『心を商品化する社会』                                                                                 

 

「心のケア」の疑問

 企業では、賃金制度が成果主義に切り替わり、2000年頃からカウンセラーの外注企業が急増している。高まる会社員たちのストレスを解消し、仕事の生産性を上げようと心の健康管理に力を入れているのだ。しかし、成果主義、競争で仲間すら作らせない、あるいは仲間という関係さえ壊しておきながら外のカウンセラーに相談することにどれほどの意味があるのか。

2001年に大阪池田小学校で起きた児童殺傷事件の際に、「心の専門家」たちが教師とともに全ての家庭を回り、学校再開の延期の意見を申し入れて学校運営を支配した。しかし、教師と子供たちとの教育関係、子供同士の自然な助け合いの関係が健全な学校生活を作るのであり、見知らぬカウンセラーにそれらの関係を一時的に断ち切られては人間のつながりを弱めるのではないか。

最近では「心のケア」にたずさわる福祉や医療領域の人々の疲れた心をケアする「心のケアのケア」ということばさえ聞かれるようになった。そんな回り道ではなく、過重労働にならないために人手を増やし、お互いに会話や相談しあえる休憩時間を多くするなど、普通の考え方ができないものだろうか。

五十代の友人が足を痛めて車椅子生活になったのだが、彼女はこう語っていた。「善意の友人たちがついに『心のケア』を言い始めたの。でも私に必要なのは、足の痛みを和らげる工夫と車椅子を押してくれる手助けであって、『心のケア』ではないのよ」

 

「心の専門家」の資格

1969年の日本臨床心理学会第5回総会で、資格認定業務がストップ。1982年に日本心理臨床学会が発足し、日本臨床心理士会を作り、心理臨床家の資格発行に向けて活動する。1990年に厚生省が、心理士の国家資格認定業務の開始にあたり、資格作り反対派の日本臨床心理学会に対し、資格制度検討会に協力しないかとの申し入れがあった。大きな議論の後、認定業務への協力に賛成する立場が多数となり、資格作りに反対派は脱会して、1993年、日本社会臨床学会を作った。

バウンディングボックス予測データ
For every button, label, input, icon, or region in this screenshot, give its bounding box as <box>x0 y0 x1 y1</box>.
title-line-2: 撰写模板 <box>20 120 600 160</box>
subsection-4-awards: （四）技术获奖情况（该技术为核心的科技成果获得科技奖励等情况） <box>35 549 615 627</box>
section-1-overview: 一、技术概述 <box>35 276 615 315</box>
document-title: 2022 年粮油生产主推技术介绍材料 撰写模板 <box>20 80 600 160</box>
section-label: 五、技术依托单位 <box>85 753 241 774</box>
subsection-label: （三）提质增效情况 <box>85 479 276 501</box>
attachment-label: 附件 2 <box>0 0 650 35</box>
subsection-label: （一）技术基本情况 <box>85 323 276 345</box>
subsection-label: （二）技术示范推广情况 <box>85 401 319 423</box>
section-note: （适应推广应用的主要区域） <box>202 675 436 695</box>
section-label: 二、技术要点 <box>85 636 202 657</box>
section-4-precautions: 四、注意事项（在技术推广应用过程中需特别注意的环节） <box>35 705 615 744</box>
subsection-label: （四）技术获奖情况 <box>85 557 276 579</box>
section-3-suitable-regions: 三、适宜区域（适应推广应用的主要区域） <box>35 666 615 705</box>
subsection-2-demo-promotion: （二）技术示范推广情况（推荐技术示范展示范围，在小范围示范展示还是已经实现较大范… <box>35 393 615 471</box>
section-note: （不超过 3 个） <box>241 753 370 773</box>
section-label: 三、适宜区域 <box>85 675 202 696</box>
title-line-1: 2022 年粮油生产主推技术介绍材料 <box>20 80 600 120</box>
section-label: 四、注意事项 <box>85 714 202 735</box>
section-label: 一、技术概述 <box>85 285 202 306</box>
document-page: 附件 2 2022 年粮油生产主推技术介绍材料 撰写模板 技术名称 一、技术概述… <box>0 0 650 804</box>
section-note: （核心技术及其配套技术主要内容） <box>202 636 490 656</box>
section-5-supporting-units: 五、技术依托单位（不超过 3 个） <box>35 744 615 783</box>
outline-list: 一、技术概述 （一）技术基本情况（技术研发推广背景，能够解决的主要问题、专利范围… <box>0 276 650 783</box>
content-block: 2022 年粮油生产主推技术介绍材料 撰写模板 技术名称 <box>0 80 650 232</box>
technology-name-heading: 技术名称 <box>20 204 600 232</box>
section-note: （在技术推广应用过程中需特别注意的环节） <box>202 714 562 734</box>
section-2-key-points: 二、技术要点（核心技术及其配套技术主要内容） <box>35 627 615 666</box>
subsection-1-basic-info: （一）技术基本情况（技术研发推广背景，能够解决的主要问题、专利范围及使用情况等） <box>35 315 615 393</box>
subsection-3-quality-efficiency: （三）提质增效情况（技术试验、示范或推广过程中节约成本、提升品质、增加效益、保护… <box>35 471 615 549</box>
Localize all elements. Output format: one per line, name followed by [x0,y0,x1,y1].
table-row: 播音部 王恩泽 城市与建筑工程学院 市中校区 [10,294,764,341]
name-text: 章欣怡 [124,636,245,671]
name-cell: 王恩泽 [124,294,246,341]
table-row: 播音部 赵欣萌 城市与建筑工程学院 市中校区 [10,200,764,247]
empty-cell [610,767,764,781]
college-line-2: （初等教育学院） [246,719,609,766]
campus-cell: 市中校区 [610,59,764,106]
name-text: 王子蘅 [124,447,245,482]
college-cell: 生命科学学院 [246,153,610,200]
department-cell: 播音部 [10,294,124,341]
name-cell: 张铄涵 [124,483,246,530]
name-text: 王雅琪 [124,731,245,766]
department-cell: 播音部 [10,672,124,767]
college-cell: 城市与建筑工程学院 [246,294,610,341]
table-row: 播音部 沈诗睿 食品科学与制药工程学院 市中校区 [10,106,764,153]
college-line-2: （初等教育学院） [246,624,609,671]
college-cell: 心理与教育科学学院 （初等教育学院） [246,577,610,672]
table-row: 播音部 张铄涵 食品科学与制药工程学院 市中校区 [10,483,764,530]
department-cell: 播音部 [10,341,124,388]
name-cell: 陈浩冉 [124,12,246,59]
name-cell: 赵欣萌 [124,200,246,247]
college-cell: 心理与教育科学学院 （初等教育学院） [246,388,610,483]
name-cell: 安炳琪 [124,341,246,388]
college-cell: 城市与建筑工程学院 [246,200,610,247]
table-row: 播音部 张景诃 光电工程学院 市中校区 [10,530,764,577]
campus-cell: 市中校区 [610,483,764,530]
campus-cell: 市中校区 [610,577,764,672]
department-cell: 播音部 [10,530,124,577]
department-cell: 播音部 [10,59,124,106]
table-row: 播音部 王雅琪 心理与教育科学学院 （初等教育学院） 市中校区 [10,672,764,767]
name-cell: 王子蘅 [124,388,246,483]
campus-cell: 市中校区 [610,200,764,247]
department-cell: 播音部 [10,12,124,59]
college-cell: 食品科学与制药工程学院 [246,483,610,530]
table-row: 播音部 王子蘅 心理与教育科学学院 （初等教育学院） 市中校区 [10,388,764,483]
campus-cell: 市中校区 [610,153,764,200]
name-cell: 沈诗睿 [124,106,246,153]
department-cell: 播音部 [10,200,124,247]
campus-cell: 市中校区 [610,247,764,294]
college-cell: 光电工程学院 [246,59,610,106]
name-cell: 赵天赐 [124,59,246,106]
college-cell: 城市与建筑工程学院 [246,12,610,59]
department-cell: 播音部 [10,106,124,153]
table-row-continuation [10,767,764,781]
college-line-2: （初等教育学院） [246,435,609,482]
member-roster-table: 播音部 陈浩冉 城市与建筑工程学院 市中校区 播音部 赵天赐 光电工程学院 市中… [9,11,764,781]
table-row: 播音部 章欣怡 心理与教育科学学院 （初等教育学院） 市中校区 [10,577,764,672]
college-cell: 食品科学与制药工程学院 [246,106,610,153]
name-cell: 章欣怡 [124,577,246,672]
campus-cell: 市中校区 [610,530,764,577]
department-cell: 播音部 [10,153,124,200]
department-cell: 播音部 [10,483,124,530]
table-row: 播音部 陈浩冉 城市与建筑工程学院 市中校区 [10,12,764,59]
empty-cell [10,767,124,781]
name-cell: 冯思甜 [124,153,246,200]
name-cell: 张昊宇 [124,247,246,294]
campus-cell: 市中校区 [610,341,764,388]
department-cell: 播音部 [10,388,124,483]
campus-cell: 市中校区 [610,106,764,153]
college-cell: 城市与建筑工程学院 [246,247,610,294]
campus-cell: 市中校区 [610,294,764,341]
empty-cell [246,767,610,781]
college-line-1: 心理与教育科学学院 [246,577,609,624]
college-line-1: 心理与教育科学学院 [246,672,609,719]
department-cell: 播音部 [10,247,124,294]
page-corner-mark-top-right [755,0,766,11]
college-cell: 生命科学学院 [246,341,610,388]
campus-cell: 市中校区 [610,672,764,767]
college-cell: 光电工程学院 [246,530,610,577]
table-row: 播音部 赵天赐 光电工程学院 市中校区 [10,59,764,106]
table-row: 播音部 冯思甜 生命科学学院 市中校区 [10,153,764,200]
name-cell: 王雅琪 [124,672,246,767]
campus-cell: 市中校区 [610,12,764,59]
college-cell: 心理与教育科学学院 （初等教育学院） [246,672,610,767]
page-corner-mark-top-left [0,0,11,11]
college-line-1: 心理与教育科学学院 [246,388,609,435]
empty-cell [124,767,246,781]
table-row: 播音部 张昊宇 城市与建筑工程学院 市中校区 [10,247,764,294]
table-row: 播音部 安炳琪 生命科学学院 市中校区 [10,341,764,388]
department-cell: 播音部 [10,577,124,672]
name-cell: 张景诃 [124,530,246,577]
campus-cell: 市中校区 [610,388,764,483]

[作業指示 1]: 心のケアに関する文章のうち、「企業では、賃金制度が成果主義」から始まり「助けであって、『心のケア』ではないのよ」」で終わる部分を、「会社員」を「従業員」に置き換えて書き換えてください。
[作業指示 2]:
心のケアに関する文章について、次の問いに答えてください。
(a) カウンセラーの外注企業が急増したのは何年頃からですか。
(b) 日本心理臨床学会が発足したのは何年ですか。
(c) 資格作りに反対する人々が脱会して1993年に作った学会の名称は何ですか。
[作業指示 3]: 心のケアに関する文章を、最後の文に続けて書き進めてください。
記録は参照する必要がありません。

[回答欄 1]:
企業では、賃金制度が成果主義に切り替わり、2000年頃からカウンセラーの外注企業が急増している。高まる従業員たちのストレスを解消し、仕事の生産性を上げようと心の健康管理に力を入れているのだ。しかし、成果主義、競争で仲間すら作らせない、あるいは仲間という関係さえ壊しておきながら外のカウンセラーに相談することにどれほどの意味があるのか。

2001年に大阪池田小学校で起きた児童殺傷事件の際に、「心の専門家」たちが教師とともに全ての家庭を回り、学校再開の延期の意見を申し入れて学校運営を支配した。しかし、教師と子供たちとの教育関係、子供同士の自然な助け合いの関係が健全な学校生活を作るのであり、見知らぬカウンセラーにそれらの関係を一時的に断ち切られては人間のつながりを弱めるのではないか。

最近では「心のケア」にたずさわる福祉や医療領域の人々の疲れた心をケアする「心のケアのケア」ということばさえ聞かれるようになった。そんな回り道ではなく、過重労働にならないために人手を増やし、お互いに会話や相談しあえる休憩時間を多くするなど、普通の考え方ができないものだろうか。

五十代の友人が足を痛めて車椅子生活になったのだが、彼女はこう語っていた。「善意の友人たちがついに『心のケア』を言い始めたの。でも私に必要なのは、足の痛みを和らげる工夫と車椅子を押してくれる手助けであって、『心のケア』ではないのよ」

[回答欄 2]:
(a) 2000年頃から
(b) 1982年
(c) 日本社会臨床学会

[回答欄 3]:
そして現在も、国家資格を医療分野に限定し、医師のもとで業務を行うとする「全国保健・医療・福祉心理職能協会」と、国家資格を医療現場に限定せず、教育、産業、福祉領域なども含め、医師の指示は不要だと主張する「日本臨床心理士会」の対立が見られる。

 

 ある大きな犯罪をおかした少年がカウンセリングに通っていたことが報道された。そのときTV画面に登場していたある臨床心理士は「難度の高いケースですから」とカウンセリングがうまく機能しなかった理由を説明していた。

 このように治療場面で起った問題やトラブルなど不都合なことは、相手の「難しさ」に帰結させる。世間も専門性や資格の権威のもとにそれを納得してしまう。

 被治療者が治療場面で、もし治療者に抗議すれば、不利な解釈を持ち出されたり、重い人格障害などの診断名をあてがわれたりしかねない。そのような場合、被治療者は二重に傷つけられ、その苦しみは計り知れない。一方で専門家は、「難度の高さ」を説明する解釈仮説や理論を手にしている。